Go through the lines below. Copy those with "annotation".

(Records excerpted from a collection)

◇ ◇ ◇ ◇ ◇

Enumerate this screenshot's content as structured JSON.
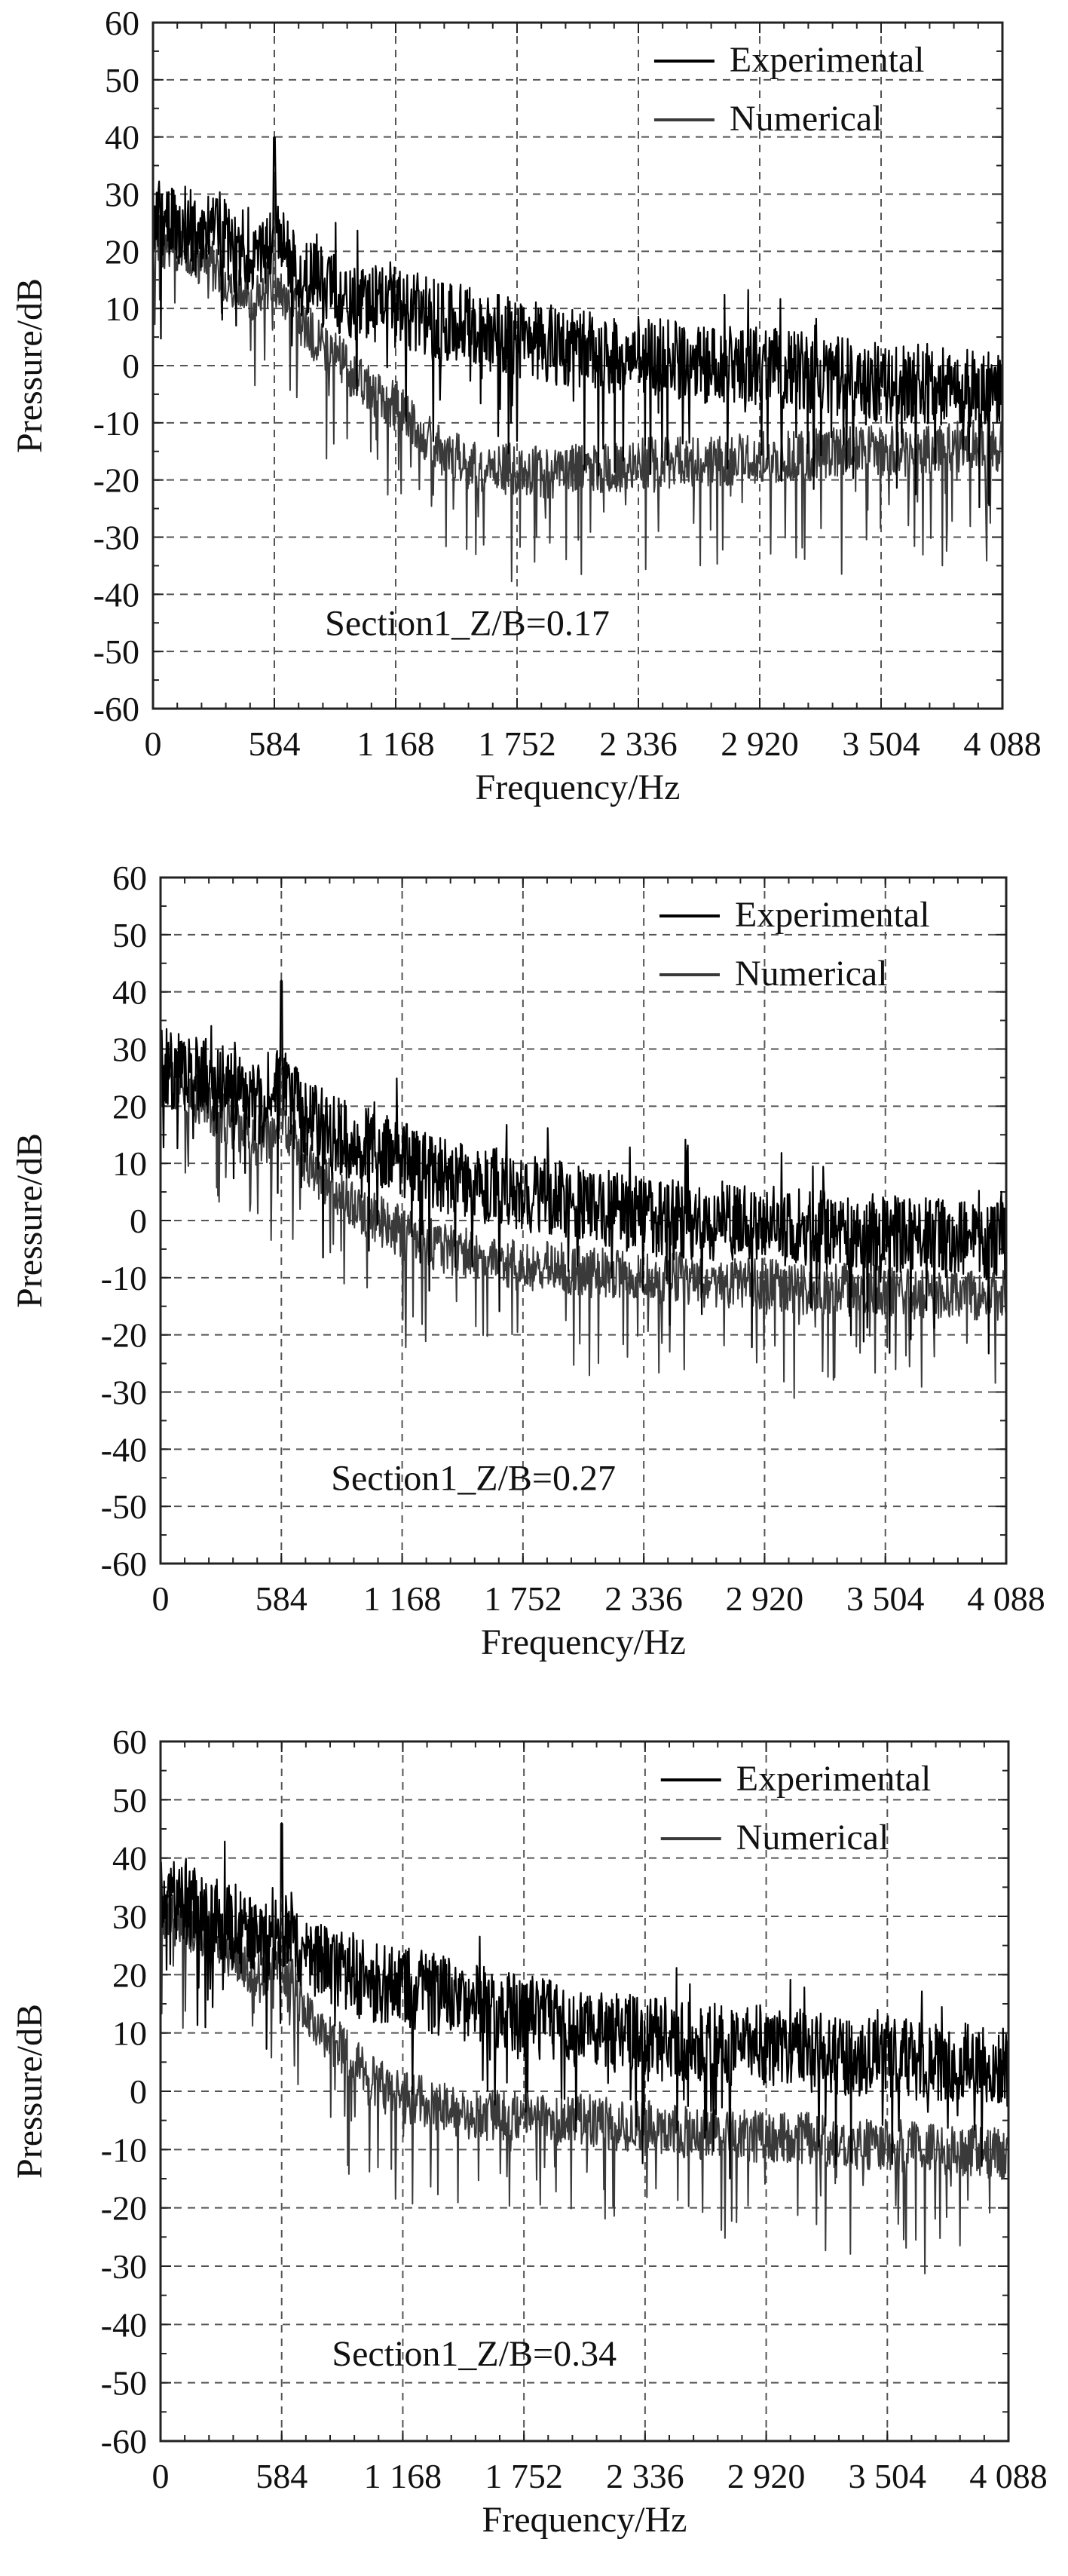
{
  "chart_data": [
    {
      "type": "line",
      "xlabel": "Frequency/Hz",
      "ylabel": "Pressure/dB",
      "annotation": "Section1_Z/B=0.17",
      "xlim": [
        0,
        4088
      ],
      "ylim": [
        -60,
        60
      ],
      "x_ticks": [
        0,
        584,
        1168,
        1752,
        2336,
        2920,
        3504,
        4088
      ],
      "x_tick_labels": [
        "0",
        "584",
        "1 168",
        "1 752",
        "2 336",
        "2 920",
        "3 504",
        "4 088"
      ],
      "y_ticks": [
        60,
        50,
        40,
        30,
        20,
        10,
        0,
        -10,
        -20,
        -30,
        -40,
        -50,
        -60
      ],
      "grid": true,
      "legend_position": "top-right",
      "series": [
        {
          "name": "Experimental",
          "color": "#000000",
          "x": [
            0,
            100,
            200,
            300,
            400,
            500,
            584,
            700,
            800,
            900,
            1000,
            1168,
            1300,
            1400,
            1500,
            1600,
            1752,
            1900,
            2000,
            2100,
            2200,
            2336,
            2500,
            2700,
            2920,
            3100,
            3300,
            3504,
            3700,
            3900,
            4088
          ],
          "values": [
            26,
            25,
            24,
            23,
            21,
            19,
            22,
            16,
            14,
            12,
            11,
            10,
            9,
            8,
            7,
            6,
            5,
            4,
            3,
            3,
            2,
            2,
            1,
            0,
            0,
            -1,
            -2,
            -3,
            -3,
            -4,
            -4
          ]
        },
        {
          "name": "Numerical",
          "color": "#3a3a3a",
          "x": [
            0,
            100,
            200,
            300,
            400,
            500,
            584,
            700,
            800,
            900,
            1000,
            1168,
            1300,
            1400,
            1500,
            1600,
            1752,
            1900,
            2000,
            2100,
            2200,
            2336,
            2500,
            2700,
            2920,
            3100,
            3300,
            3504,
            3700,
            3900,
            4088
          ],
          "values": [
            22,
            21,
            19,
            17,
            14,
            12,
            15,
            8,
            4,
            1,
            -3,
            -7,
            -12,
            -15,
            -17,
            -18,
            -18,
            -19,
            -18,
            -18,
            -18,
            -17,
            -17,
            -17,
            -16,
            -16,
            -15,
            -15,
            -15,
            -14,
            -14
          ]
        }
      ]
    },
    {
      "type": "line",
      "xlabel": "Frequency/Hz",
      "ylabel": "Pressure/dB",
      "annotation": "Section1_Z/B=0.27",
      "xlim": [
        0,
        4088
      ],
      "ylim": [
        -60,
        60
      ],
      "x_ticks": [
        0,
        584,
        1168,
        1752,
        2336,
        2920,
        3504,
        4088
      ],
      "x_tick_labels": [
        "0",
        "584",
        "1 168",
        "1 752",
        "2 336",
        "2 920",
        "3 504",
        "4 088"
      ],
      "y_ticks": [
        60,
        50,
        40,
        30,
        20,
        10,
        0,
        -10,
        -20,
        -30,
        -40,
        -50,
        -60
      ],
      "grid": true,
      "legend_position": "top-right",
      "series": [
        {
          "name": "Experimental",
          "color": "#000000",
          "x": [
            0,
            100,
            200,
            300,
            400,
            500,
            584,
            700,
            800,
            900,
            1000,
            1168,
            1300,
            1400,
            1500,
            1600,
            1752,
            1900,
            2000,
            2100,
            2200,
            2336,
            2500,
            2700,
            2920,
            3100,
            3300,
            3504,
            3700,
            3900,
            4088
          ],
          "values": [
            27,
            26,
            25,
            24,
            22,
            20,
            24,
            18,
            16,
            14,
            13,
            11,
            9,
            8,
            7,
            6,
            5,
            4,
            3,
            3,
            2,
            1,
            0,
            0,
            -1,
            -1,
            -2,
            -2,
            -3,
            -3,
            -4
          ]
        },
        {
          "name": "Numerical",
          "color": "#3a3a3a",
          "x": [
            0,
            100,
            200,
            300,
            400,
            500,
            584,
            700,
            800,
            900,
            1000,
            1168,
            1300,
            1400,
            1500,
            1600,
            1752,
            1900,
            2000,
            2100,
            2200,
            2336,
            2500,
            2700,
            2920,
            3100,
            3300,
            3504,
            3700,
            3900,
            4088
          ],
          "values": [
            24,
            23,
            21,
            18,
            16,
            14,
            17,
            10,
            7,
            4,
            1,
            -2,
            -4,
            -5,
            -6,
            -7,
            -8,
            -8,
            -9,
            -9,
            -9,
            -10,
            -10,
            -11,
            -11,
            -12,
            -12,
            -12,
            -13,
            -13,
            -13
          ]
        }
      ]
    },
    {
      "type": "line",
      "xlabel": "Frequency/Hz",
      "ylabel": "Pressure/dB",
      "annotation": "Section1_Z/B=0.34",
      "xlim": [
        0,
        4088
      ],
      "ylim": [
        -60,
        60
      ],
      "x_ticks": [
        0,
        584,
        1168,
        1752,
        2336,
        2920,
        3504,
        4088
      ],
      "x_tick_labels": [
        "0",
        "584",
        "1 168",
        "1 752",
        "2 336",
        "2 920",
        "3 504",
        "4 088"
      ],
      "y_ticks": [
        60,
        50,
        40,
        30,
        20,
        10,
        0,
        -10,
        -20,
        -30,
        -40,
        -50,
        -60
      ],
      "grid": true,
      "legend_position": "top-right",
      "series": [
        {
          "name": "Experimental",
          "color": "#000000",
          "x": [
            0,
            100,
            200,
            300,
            400,
            500,
            584,
            700,
            800,
            900,
            1000,
            1168,
            1300,
            1400,
            1500,
            1600,
            1752,
            1900,
            2000,
            2100,
            2200,
            2336,
            2500,
            2700,
            2920,
            3100,
            3300,
            3504,
            3700,
            3900,
            4088
          ],
          "values": [
            33,
            32,
            31,
            29,
            27,
            25,
            28,
            23,
            22,
            20,
            19,
            18,
            17,
            16,
            15,
            14,
            13,
            12,
            11,
            11,
            10,
            10,
            9,
            8,
            8,
            7,
            6,
            6,
            5,
            5,
            4
          ]
        },
        {
          "name": "Numerical",
          "color": "#3a3a3a",
          "x": [
            0,
            100,
            200,
            300,
            400,
            500,
            584,
            700,
            800,
            900,
            1000,
            1168,
            1300,
            1400,
            1500,
            1600,
            1752,
            1900,
            2000,
            2100,
            2200,
            2336,
            2500,
            2700,
            2920,
            3100,
            3300,
            3504,
            3700,
            3900,
            4088
          ],
          "values": [
            30,
            29,
            27,
            25,
            22,
            19,
            22,
            14,
            10,
            6,
            2,
            -1,
            -2,
            -3,
            -4,
            -4,
            -4,
            -5,
            -5,
            -5,
            -6,
            -6,
            -7,
            -7,
            -8,
            -8,
            -9,
            -9,
            -10,
            -10,
            -11
          ]
        }
      ]
    }
  ]
}
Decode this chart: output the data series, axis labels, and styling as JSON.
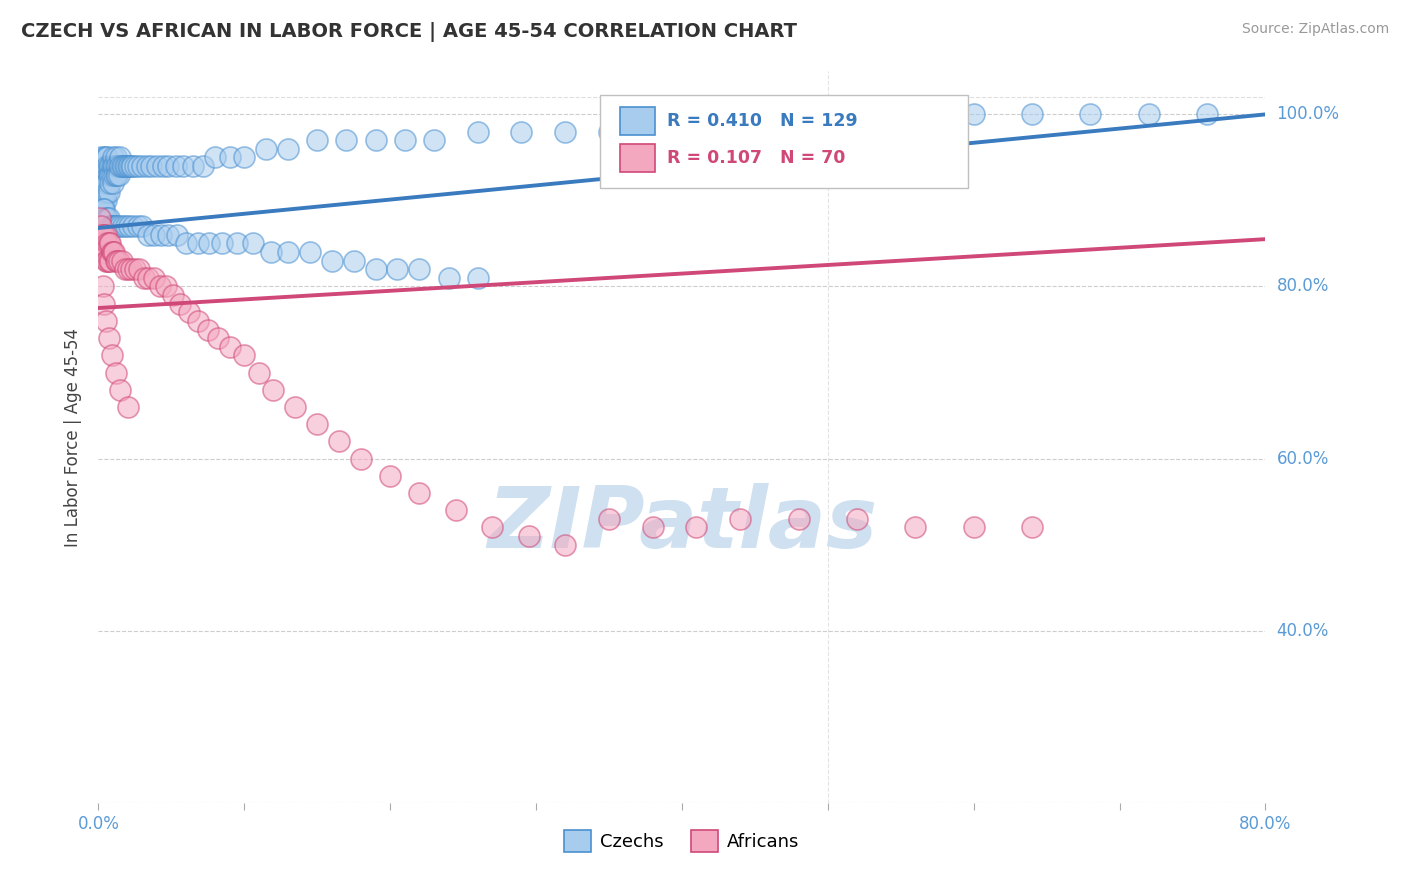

◇ ◇ ◇ ◇ ◇

*Exercise solution*.
      "annotation": "Section1_Z/B=0.17",
      "annotation": "Section1_Z/B=0.27",
      "annotation": "Section1_Z/B=0.34",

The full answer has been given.